*EXERCISE DIRECTIONS*. Repeat the listing exactly as given, omitting every image.

## BEGIN RECORD EXTRACTS

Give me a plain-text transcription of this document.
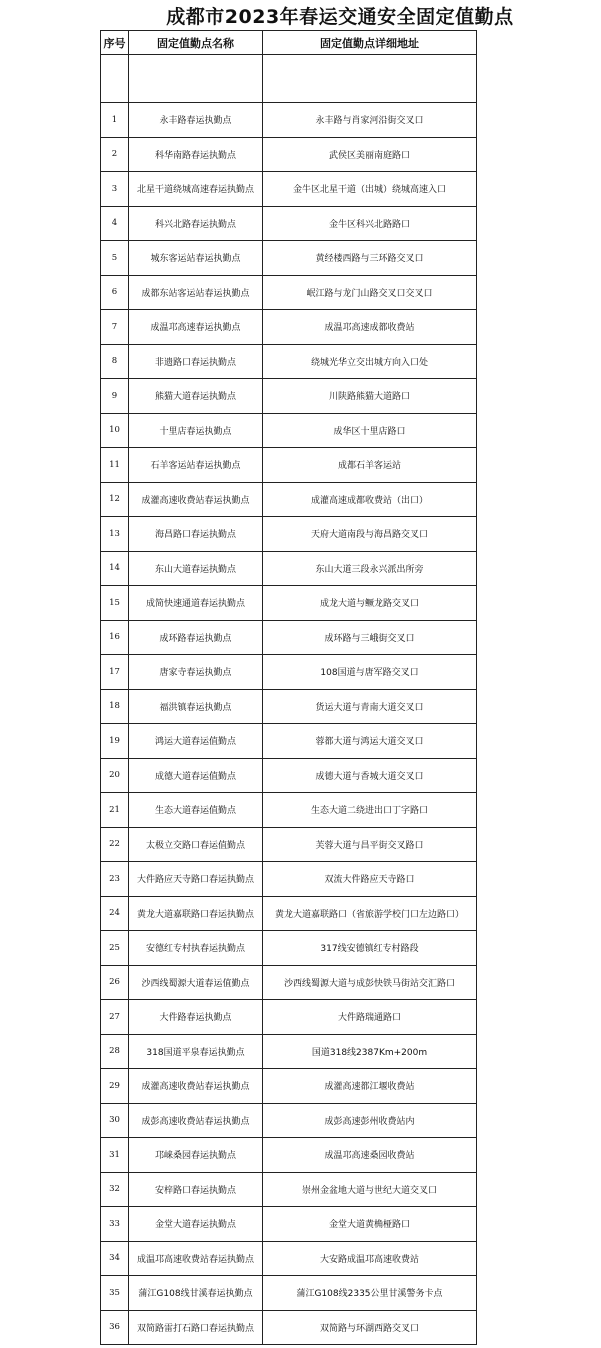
成都市2023年春运交通安全固定值勤点
序号	固定值勤点名称	固定值勤点详细地址

1	永丰路春运执勤点	永丰路与肖家河沿街交叉口
2	科华南路春运执勤点	武侯区美丽南庭路口
3	北星干道绕城高速春运执勤点	金牛区北星干道（出城）绕城高速入口
4	科兴北路春运执勤点	金牛区科兴北路路口
5	城东客运站春运执勤点	黄经楼西路与三环路交叉口
6	成都东站客运站春运执勤点	岷江路与龙门山路交叉口交叉口
7	成温邛高速春运执勤点	成温邛高速成都收费站
8	非遗路口春运执勤点	绕城光华立交出城方向入口处
9	熊猫大道春运执勤点	川陕路熊猫大道路口
10	十里店春运执勤点	成华区十里店路口
11	石羊客运站春运执勤点	成都石羊客运站
12	成灌高速收费站春运执勤点	成灌高速成都收费站（出口）
13	海昌路口春运执勤点	天府大道南段与海昌路交叉口
14	东山大道春运执勤点	东山大道三段永兴派出所旁
15	成简快速通道春运执勤点	成龙大道与鳜龙路交叉口
16	成环路春运执勤点	成环路与三峨街交叉口
17	唐家寺春运执勤点	108国道与唐军路交叉口
18	福洪镇春运执勤点	货运大道与青南大道交叉口
19	鸿运大道春运值勤点	蓉都大道与鸿运大道交叉口
20	成德大道春运值勤点	成德大道与香城大道交叉口
21	生态大道春运值勤点	生态大道二绕进出口丁字路口
22	太极立交路口春运值勤点	芙蓉大道与昌平街交叉路口
23	大件路应天寺路口春运执勤点	双流大件路应天寺路口
24	黄龙大道嘉联路口春运执勤点	黄龙大道嘉联路口（省旅游学校门口左边路口）
25	安德红专村执春运执勤点	317线安德镇红专村路段
26	沙西线蜀源大道春运值勤点	沙西线蜀源大道与成彭快铁马街站交汇路口
27	大件路春运执勤点	大件路瑞通路口
28	318国道平泉春运执勤点	国道318线2387Km+200m
29	成灌高速收费站春运执勤点	成灌高速都江堰收费站
30	成彭高速收费站春运执勤点	成彭高速彭州收费站内
31	邛崃桑园春运执勤点	成温邛高速桑园收费站
32	安梓路口春运执勤点	崇州金盆地大道与世纪大道交叉口
33	金堂大道春运执勤点	金堂大道黄桷桠路口
34	成温邛高速收费站春运执勤点	大安路成温邛高速收费站
35	蒲江G108线甘溪春运执勤点	蒲江G108线2335公里甘溪警务卡点
36	双简路雷打石路口春运执勤点	双简路与环湖西路交叉口
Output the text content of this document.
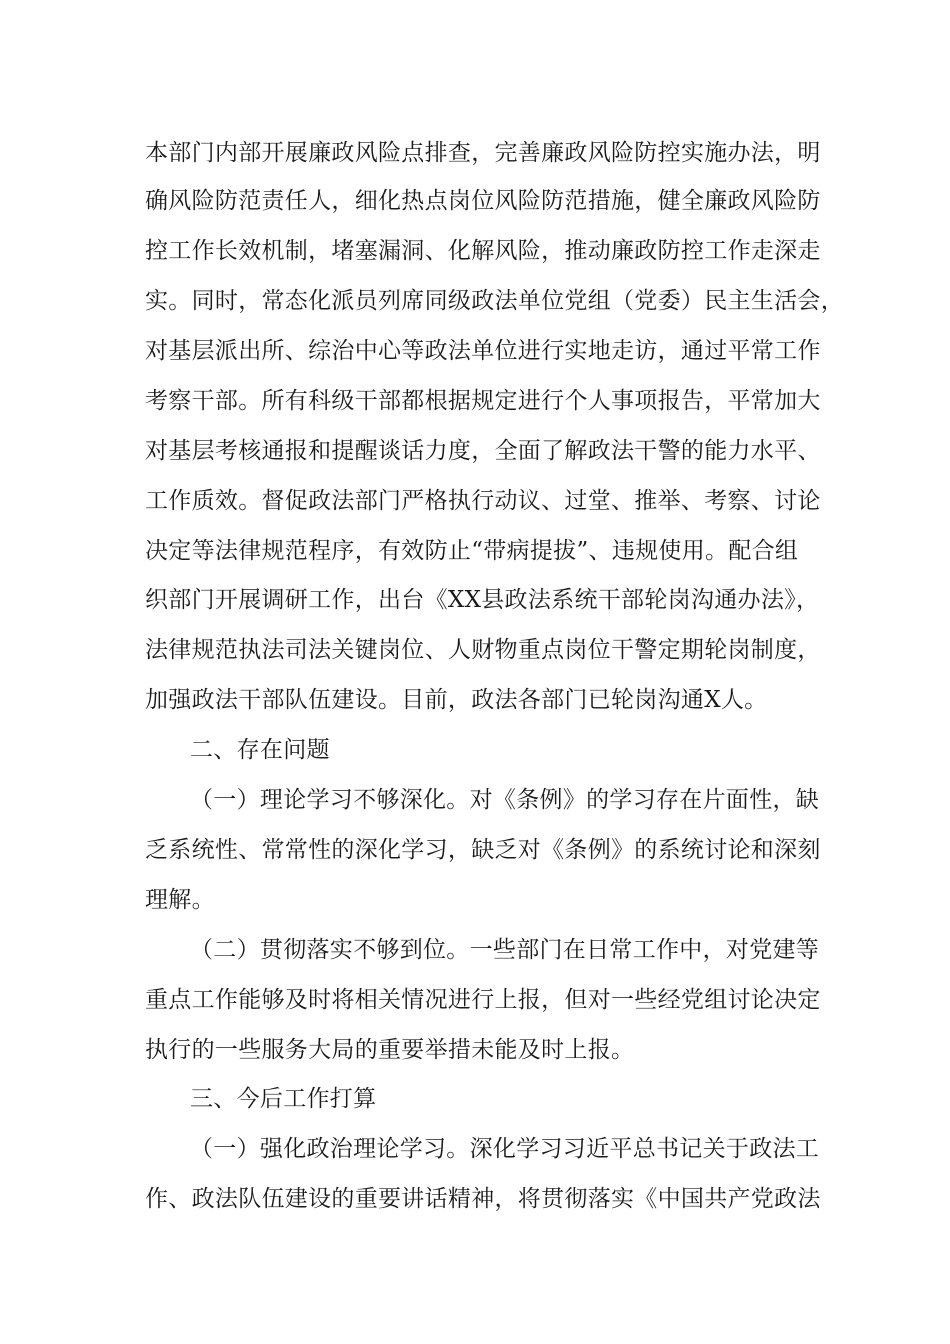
本部门内部开展廉政风险点排查，完善廉政风险防控实施办法，明
确风险防范责任人，细化热点岗位风险防范措施，健全廉政风险防
控工作长效机制，堵塞漏洞、化解风险，推动廉政防控工作走深走
实。同时，常态化派员列席同级政法单位党组（党委）民主生活会，
对基层派出所、综治中心等政法单位进行实地走访，通过平常工作
考察干部。所有科级干部都根据规定进行个人事项报告，平常加大
对基层考核通报和提醒谈话力度，全面了解政法干警的能力水平、
工作质效。督促政法部门严格执行动议、过堂、推举、考察、讨论
决定等法律规范程序，有效防止“带病提拔”、违规使用。配合组
织部门开展调研工作，出台《XX县政法系统干部轮岗沟通办法》，
法律规范执法司法关键岗位、人财物重点岗位干警定期轮岗制度，
加强政法干部队伍建设。目前，政法各部门已轮岗沟通X人。
二、存在问题
（一）理论学习不够深化。对《条例》的学习存在片面性，缺
乏系统性、常常性的深化学习，缺乏对《条例》的系统讨论和深刻
理解。
（二）贯彻落实不够到位。一些部门在日常工作中，对党建等
重点工作能够及时将相关情况进行上报，但对一些经党组讨论决定
执行的一些服务大局的重要举措未能及时上报。
三、今后工作打算
（一）强化政治理论学习。深化学习习近平总书记关于政法工
作、政法队伍建设的重要讲话精神，将贯彻落实《中国共产党政法
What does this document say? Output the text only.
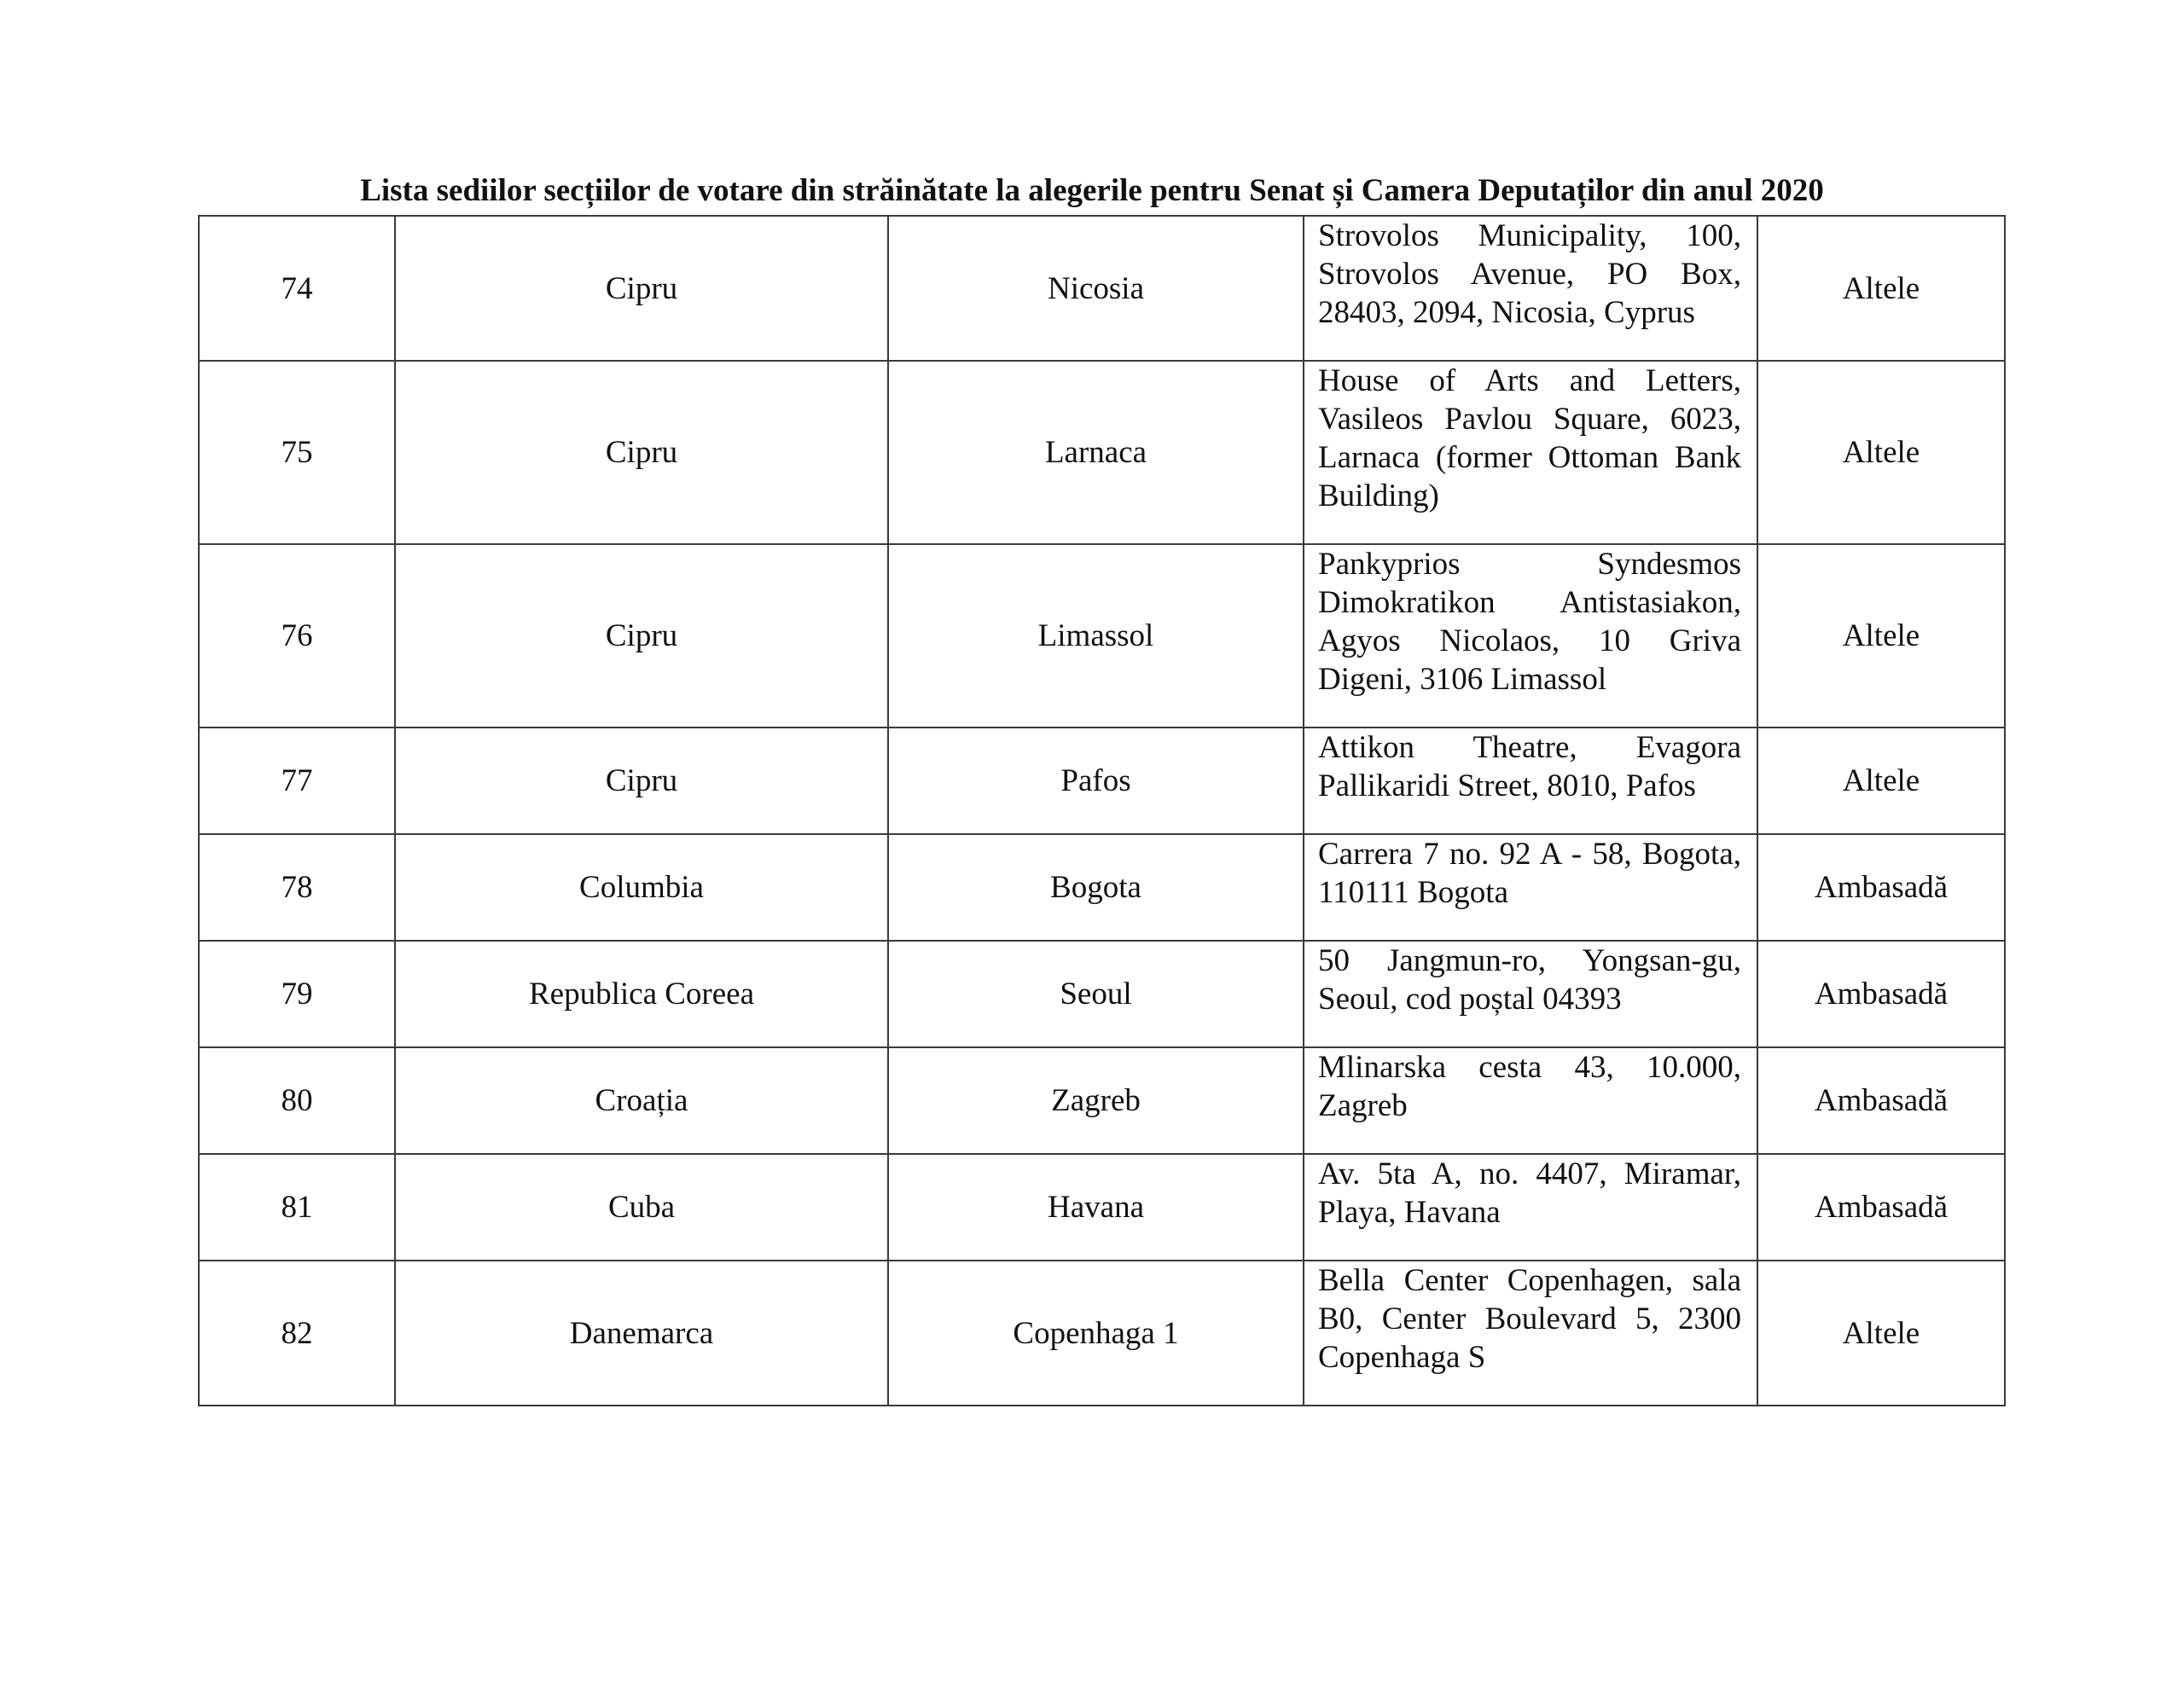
Lista sediilor secțiilor de votare din străinătate la alegerile pentru Senat și Camera Deputaților din anul 2020
74	Cipru	Nicosia	Strovolos Municipality, 100, Strovolos Avenue, PO Box, 28403, 2094, Nicosia, Cyprus	Altele
75	Cipru	Larnaca	House of Arts and Letters, Vasileos Pavlou Square, 6023, Larnaca (former Ottoman Bank Building)	Altele
76	Cipru	Limassol	Pankyprios Syndesmos Dimokratikon Antistasiakon, Agyos Nicolaos, 10 Griva Digeni, 3106 Limassol	Altele
77	Cipru	Pafos	Attikon Theatre, Evagora Pallikaridi Street, 8010, Pafos	Altele
78	Columbia	Bogota	Carrera 7 no. 92 A - 58, Bogota, 110111 Bogota	Ambasadă
79	Republica Coreea	Seoul	50 Jangmun-ro, Yongsan-gu, Seoul, cod poștal 04393	Ambasadă
80	Croația	Zagreb	Mlinarska cesta 43, 10.000, Zagreb	Ambasadă
81	Cuba	Havana	Av. 5ta A, no. 4407, Miramar, Playa, Havana	Ambasadă
82	Danemarca	Copenhaga 1	Bella Center Copenhagen, sala B0, Center Boulevard 5, 2300 Copenhaga S	Altele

## END RECORD EXTRACTS

*EXERCISE SOLUTION*.
Give me a plain-text transcription of this document.
成都市2023年春运交通安全固定值勤点
序号	固定值勤点名称	固定值勤点详细地址

1	永丰路春运执勤点	永丰路与肖家河沿街交叉口
2	科华南路春运执勤点	武侯区美丽南庭路口
3	北星干道绕城高速春运执勤点	金牛区北星干道（出城）绕城高速入口
4	科兴北路春运执勤点	金牛区科兴北路路口
5	城东客运站春运执勤点	黄经楼西路与三环路交叉口
6	成都东站客运站春运执勤点	岷江路与龙门山路交叉口交叉口
7	成温邛高速春运执勤点	成温邛高速成都收费站
8	非遗路口春运执勤点	绕城光华立交出城方向入口处
9	熊猫大道春运执勤点	川陕路熊猫大道路口
10	十里店春运执勤点	成华区十里店路口
11	石羊客运站春运执勤点	成都石羊客运站
12	成灌高速收费站春运执勤点	成灌高速成都收费站（出口）
13	海昌路口春运执勤点	天府大道南段与海昌路交叉口
14	东山大道春运执勤点	东山大道三段永兴派出所旁
15	成简快速通道春运执勤点	成龙大道与鳜龙路交叉口
16	成环路春运执勤点	成环路与三峨街交叉口
17	唐家寺春运执勤点	108国道与唐军路交叉口
18	福洪镇春运执勤点	货运大道与青南大道交叉口
19	鸿运大道春运值勤点	蓉都大道与鸿运大道交叉口
20	成德大道春运值勤点	成德大道与香城大道交叉口
21	生态大道春运值勤点	生态大道二绕进出口丁字路口
22	太极立交路口春运值勤点	芙蓉大道与昌平街交叉路口
23	大件路应天寺路口春运执勤点	双流大件路应天寺路口
24	黄龙大道嘉联路口春运执勤点	黄龙大道嘉联路口（省旅游学校门口左边路口）
25	安德红专村执春运执勤点	317线安德镇红专村路段
26	沙西线蜀源大道春运值勤点	沙西线蜀源大道与成彭快铁马街站交汇路口
27	大件路春运执勤点	大件路瑞通路口
28	318国道平泉春运执勤点	国道318线2387Km+200m
29	成灌高速收费站春运执勤点	成灌高速都江堰收费站
30	成彭高速收费站春运执勤点	成彭高速彭州收费站内
31	邛崃桑园春运执勤点	成温邛高速桑园收费站
32	安梓路口春运执勤点	崇州金盆地大道与世纪大道交叉口
33	金堂大道春运执勤点	金堂大道黄桷桠路口
34	成温邛高速收费站春运执勤点	大安路成温邛高速收费站
35	蒲江G108线甘溪春运执勤点	蒲江G108线2335公里甘溪警务卡点
36	双简路雷打石路口春运执勤点	双简路与环湖西路交叉口
Output the text content of this document.
本部门内部开展廉政风险点排查，完善廉政风险防控实施办法，明
确风险防范责任人，细化热点岗位风险防范措施，健全廉政风险防
控工作长效机制，堵塞漏洞、化解风险，推动廉政防控工作走深走
实。同时，常态化派员列席同级政法单位党组（党委）民主生活会，
对基层派出所、综治中心等政法单位进行实地走访，通过平常工作
考察干部。所有科级干部都根据规定进行个人事项报告，平常加大
对基层考核通报和提醒谈话力度，全面了解政法干警的能力水平、
工作质效。督促政法部门严格执行动议、过堂、推举、考察、讨论
决定等法律规范程序，有效防止“带病提拔”、违规使用。配合组
织部门开展调研工作，出台《XX县政法系统干部轮岗沟通办法》，
法律规范执法司法关键岗位、人财物重点岗位干警定期轮岗制度，
加强政法干部队伍建设。目前，政法各部门已轮岗沟通X人。
二、存在问题
（一）理论学习不够深化。对《条例》的学习存在片面性，缺
乏系统性、常常性的深化学习，缺乏对《条例》的系统讨论和深刻
理解。
（二）贯彻落实不够到位。一些部门在日常工作中，对党建等
重点工作能够及时将相关情况进行上报，但对一些经党组讨论决定
执行的一些服务大局的重要举措未能及时上报。
三、今后工作打算
（一）强化政治理论学习。深化学习习近平总书记关于政法工
作、政法队伍建设的重要讲话精神，将贯彻落实《中国共产党政法
What does this document say? Output the text only.
Lista sediilor secțiilor de votare din străinătate la alegerile pentru Senat și Camera Deputaților din anul 2020
74	Cipru	Nicosia	Strovolos Municipality, 100, Strovolos Avenue, PO Box, 28403, 2094, Nicosia, Cyprus	Altele
75	Cipru	Larnaca	House of Arts and Letters, Vasileos Pavlou Square, 6023, Larnaca (former Ottoman Bank Building)	Altele
76	Cipru	Limassol	Pankyprios Syndesmos Dimokratikon Antistasiakon, Agyos Nicolaos, 10 Griva Digeni, 3106 Limassol	Altele
77	Cipru	Pafos	Attikon Theatre, Evagora Pallikaridi Street, 8010, Pafos	Altele
78	Columbia	Bogota	Carrera 7 no. 92 A - 58, Bogota, 110111 Bogota	Ambasadă
79	Republica Coreea	Seoul	50 Jangmun-ro, Yongsan-gu, Seoul, cod poștal 04393	Ambasadă
80	Croația	Zagreb	Mlinarska cesta 43, 10.000, Zagreb	Ambasadă
81	Cuba	Havana	Av. 5ta A, no. 4407, Miramar, Playa, Havana	Ambasadă
82	Danemarca	Copenhaga 1	Bella Center Copenhagen, sala B0, Center Boulevard 5, 2300 Copenhaga S	Altele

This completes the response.